**Short problem:**
Reproduce each line exactly, including spacing and punctuation.

─── Data rows

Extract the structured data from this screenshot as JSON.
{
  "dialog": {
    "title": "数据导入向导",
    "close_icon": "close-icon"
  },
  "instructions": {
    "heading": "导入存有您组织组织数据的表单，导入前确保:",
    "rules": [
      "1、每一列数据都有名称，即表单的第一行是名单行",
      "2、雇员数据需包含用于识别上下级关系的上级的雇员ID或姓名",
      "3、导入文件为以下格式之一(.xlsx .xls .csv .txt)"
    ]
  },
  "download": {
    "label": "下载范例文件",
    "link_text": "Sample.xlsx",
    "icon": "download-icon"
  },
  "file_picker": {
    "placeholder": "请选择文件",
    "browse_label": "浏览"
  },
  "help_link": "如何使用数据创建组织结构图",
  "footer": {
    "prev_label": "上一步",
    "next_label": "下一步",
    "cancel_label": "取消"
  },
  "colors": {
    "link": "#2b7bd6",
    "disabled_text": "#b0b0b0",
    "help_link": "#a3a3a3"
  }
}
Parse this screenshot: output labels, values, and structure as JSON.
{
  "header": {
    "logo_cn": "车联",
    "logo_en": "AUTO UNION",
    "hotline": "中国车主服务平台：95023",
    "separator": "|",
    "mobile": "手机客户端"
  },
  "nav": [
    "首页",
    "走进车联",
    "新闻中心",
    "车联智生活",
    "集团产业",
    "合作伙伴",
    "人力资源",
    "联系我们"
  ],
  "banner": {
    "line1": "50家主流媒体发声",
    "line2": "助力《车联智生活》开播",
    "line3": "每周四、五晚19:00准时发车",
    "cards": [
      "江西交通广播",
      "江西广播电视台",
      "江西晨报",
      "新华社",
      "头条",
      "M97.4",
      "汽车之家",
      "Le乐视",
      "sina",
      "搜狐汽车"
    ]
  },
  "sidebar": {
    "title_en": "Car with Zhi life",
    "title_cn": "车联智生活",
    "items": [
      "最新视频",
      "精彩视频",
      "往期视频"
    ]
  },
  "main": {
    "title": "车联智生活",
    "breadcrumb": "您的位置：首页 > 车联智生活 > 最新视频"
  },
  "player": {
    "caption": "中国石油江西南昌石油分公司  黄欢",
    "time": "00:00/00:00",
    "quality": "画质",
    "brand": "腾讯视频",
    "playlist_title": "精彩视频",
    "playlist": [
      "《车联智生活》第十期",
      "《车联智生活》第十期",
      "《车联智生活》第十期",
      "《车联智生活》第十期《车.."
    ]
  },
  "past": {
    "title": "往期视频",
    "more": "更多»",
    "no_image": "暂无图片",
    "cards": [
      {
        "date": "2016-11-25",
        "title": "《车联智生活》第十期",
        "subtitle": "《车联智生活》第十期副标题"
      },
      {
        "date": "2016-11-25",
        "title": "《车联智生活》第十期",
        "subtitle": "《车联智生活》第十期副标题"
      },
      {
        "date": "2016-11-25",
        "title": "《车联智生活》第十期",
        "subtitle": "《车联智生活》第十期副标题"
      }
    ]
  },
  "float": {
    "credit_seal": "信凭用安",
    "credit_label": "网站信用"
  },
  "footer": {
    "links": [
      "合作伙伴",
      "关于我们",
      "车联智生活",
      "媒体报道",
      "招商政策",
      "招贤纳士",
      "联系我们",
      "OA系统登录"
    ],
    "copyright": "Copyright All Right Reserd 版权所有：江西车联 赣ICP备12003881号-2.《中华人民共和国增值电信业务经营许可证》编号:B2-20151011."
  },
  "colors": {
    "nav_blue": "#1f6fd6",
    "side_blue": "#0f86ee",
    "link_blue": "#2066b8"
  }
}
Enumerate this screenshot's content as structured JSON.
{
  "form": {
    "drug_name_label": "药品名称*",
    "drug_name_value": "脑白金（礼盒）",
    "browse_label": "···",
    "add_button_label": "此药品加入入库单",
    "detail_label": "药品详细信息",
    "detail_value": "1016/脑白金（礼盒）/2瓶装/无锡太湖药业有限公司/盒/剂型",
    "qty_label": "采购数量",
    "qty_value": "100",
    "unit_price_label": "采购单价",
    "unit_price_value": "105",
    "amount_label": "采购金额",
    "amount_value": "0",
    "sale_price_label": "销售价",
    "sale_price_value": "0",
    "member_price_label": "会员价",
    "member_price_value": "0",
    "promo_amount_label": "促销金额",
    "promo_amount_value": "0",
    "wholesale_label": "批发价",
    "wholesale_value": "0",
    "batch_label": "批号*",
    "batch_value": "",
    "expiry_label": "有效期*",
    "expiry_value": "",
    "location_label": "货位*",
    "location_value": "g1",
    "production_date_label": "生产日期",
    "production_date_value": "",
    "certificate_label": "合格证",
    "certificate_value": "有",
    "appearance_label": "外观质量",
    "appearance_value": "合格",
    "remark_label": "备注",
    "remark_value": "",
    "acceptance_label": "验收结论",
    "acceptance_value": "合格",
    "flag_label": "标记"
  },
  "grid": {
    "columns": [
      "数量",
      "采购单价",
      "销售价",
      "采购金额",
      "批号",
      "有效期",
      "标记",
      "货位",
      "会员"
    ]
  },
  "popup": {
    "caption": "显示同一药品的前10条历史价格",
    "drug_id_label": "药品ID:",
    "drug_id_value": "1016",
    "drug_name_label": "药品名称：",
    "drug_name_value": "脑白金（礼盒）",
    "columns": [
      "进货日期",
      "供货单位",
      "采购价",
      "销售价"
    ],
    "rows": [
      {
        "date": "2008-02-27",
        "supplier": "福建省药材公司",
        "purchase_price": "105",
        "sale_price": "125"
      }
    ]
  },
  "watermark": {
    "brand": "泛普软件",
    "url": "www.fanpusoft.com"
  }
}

──────

**Written answer:**
Extract the structured data from this screenshot as JSON.
{
  "dialog": {
    "title": "数据导入向导",
    "close_icon": "close-icon"
  },
  "instructions": {
    "heading": "导入存有您组织组织数据的表单，导入前确保:",
    "rules": [
      "1、每一列数据都有名称，即表单的第一行是名单行",
      "2、雇员数据需包含用于识别上下级关系的上级的雇员ID或姓名",
      "3、导入文件为以下格式之一(.xlsx .xls .csv .txt)"
    ]
  },
  "download": {
    "label": "下载范例文件",
    "link_text": "Sample.xlsx",
    "icon": "download-icon"
  },
  "file_picker": {
    "placeholder": "请选择文件",
    "browse_label": "浏览"
  },
  "help_link": "如何使用数据创建组织结构图",
  "footer": {
    "prev_label": "上一步",
    "next_label": "下一步",
    "cancel_label": "取消"
  },
  "colors": {
    "link": "#2b7bd6",
    "disabled_text": "#b0b0b0",
    "help_link": "#a3a3a3"
  }
}
Parse this screenshot: output labels, values, and structure as JSON.
{
  "header": {
    "logo_cn": "车联",
    "logo_en": "AUTO UNION",
    "hotline": "中国车主服务平台：95023",
    "separator": "|",
    "mobile": "手机客户端"
  },
  "nav": [
    "首页",
    "走进车联",
    "新闻中心",
    "车联智生活",
    "集团产业",
    "合作伙伴",
    "人力资源",
    "联系我们"
  ],
  "banner": {
    "line1": "50家主流媒体发声",
    "line2": "助力《车联智生活》开播",
    "line3": "每周四、五晚19:00准时发车",
    "cards": [
      "江西交通广播",
      "江西广播电视台",
      "江西晨报",
      "新华社",
      "头条",
      "M97.4",
      "汽车之家",
      "Le乐视",
      "sina",
      "搜狐汽车"
    ]
  },
  "sidebar": {
    "title_en": "Car with Zhi life",
    "title_cn": "车联智生活",
    "items": [
      "最新视频",
      "精彩视频",
      "往期视频"
    ]
  },
  "main": {
    "title": "车联智生活",
    "breadcrumb": "您的位置：首页 > 车联智生活 > 最新视频"
  },
  "player": {
    "caption": "中国石油江西南昌石油分公司  黄欢",
    "time": "00:00/00:00",
    "quality": "画质",
    "brand": "腾讯视频",
    "playlist_title": "精彩视频",
    "playlist": [
      "《车联智生活》第十期",
      "《车联智生活》第十期",
      "《车联智生活》第十期",
      "《车联智生活》第十期《车.."
    ]
  },
  "past": {
    "title": "往期视频",
    "more": "更多»",
    "no_image": "暂无图片",
    "cards": [
      {
        "date": "2016-11-25",
        "title": "《车联智生活》第十期",
        "subtitle": "《车联智生活》第十期副标题"
      },
      {
        "date": "2016-11-25",
        "title": "《车联智生活》第十期",
        "subtitle": "《车联智生活》第十期副标题"
      },
      {
        "date": "2016-11-25",
        "title": "《车联智生活》第十期",
        "subtitle": "《车联智生活》第十期副标题"
      }
    ]
  },
  "float": {
    "credit_seal": "信凭用安",
    "credit_label": "网站信用"
  },
  "footer": {
    "links": [
      "合作伙伴",
      "关于我们",
      "车联智生活",
      "媒体报道",
      "招商政策",
      "招贤纳士",
      "联系我们",
      "OA系统登录"
    ],
    "copyright": "Copyright All Right Reserd 版权所有：江西车联 赣ICP备12003881号-2.《中华人民共和国增值电信业务经营许可证》编号:B2-20151011."
  },
  "colors": {
    "nav_blue": "#1f6fd6",
    "side_blue": "#0f86ee",
    "link_blue": "#2066b8"
  }
}
Enumerate this screenshot's content as structured JSON.
{
  "form": {
    "drug_name_label": "药品名称*",
    "drug_name_value": "脑白金（礼盒）",
    "browse_label": "···",
    "add_button_label": "此药品加入入库单",
    "detail_label": "药品详细信息",
    "detail_value": "1016/脑白金（礼盒）/2瓶装/无锡太湖药业有限公司/盒/剂型",
    "qty_label": "采购数量",
    "qty_value": "100",
    "unit_price_label": "采购单价",
    "unit_price_value": "105",
    "amount_label": "采购金额",
    "amount_value": "0",
    "sale_price_label": "销售价",
    "sale_price_value": "0",
    "member_price_label": "会员价",
    "member_price_value": "0",
    "promo_amount_label": "促销金额",
    "promo_amount_value": "0",
    "wholesale_label": "批发价",
    "wholesale_value": "0",
    "batch_label": "批号*",
    "batch_value": "",
    "expiry_label": "有效期*",
    "expiry_value": "",
    "location_label": "货位*",
    "location_value": "g1",
    "production_date_label": "生产日期",
    "production_date_value": "",
    "certificate_label": "合格证",
    "certificate_value": "有",
    "appearance_label": "外观质量",
    "appearance_value": "合格",
    "remark_label": "备注",
    "remark_value": "",
    "acceptance_label": "验收结论",
    "acceptance_value": "合格",
    "flag_label": "标记"
  },
  "grid": {
    "columns": [
      "数量",
      "采购单价",
      "销售价",
      "采购金额",
      "批号",
      "有效期",
      "标记",
      "货位",
      "会员"
    ]
  },
  "popup": {
    "caption": "显示同一药品的前10条历史价格",
    "drug_id_label": "药品ID:",
    "drug_id_value": "1016",
    "drug_name_label": "药品名称：",
    "drug_name_value": "脑白金（礼盒）",
    "columns": [
      "进货日期",
      "供货单位",
      "采购价",
      "销售价"
    ],
    "rows": [
      {
        "date": "2008-02-27",
        "supplier": "福建省药材公司",
        "purchase_price": "105",
        "sale_price": "125"
      }
    ]
  },
  "watermark": {
    "brand": "泛普软件",
    "url": "www.fanpusoft.com"
  }
}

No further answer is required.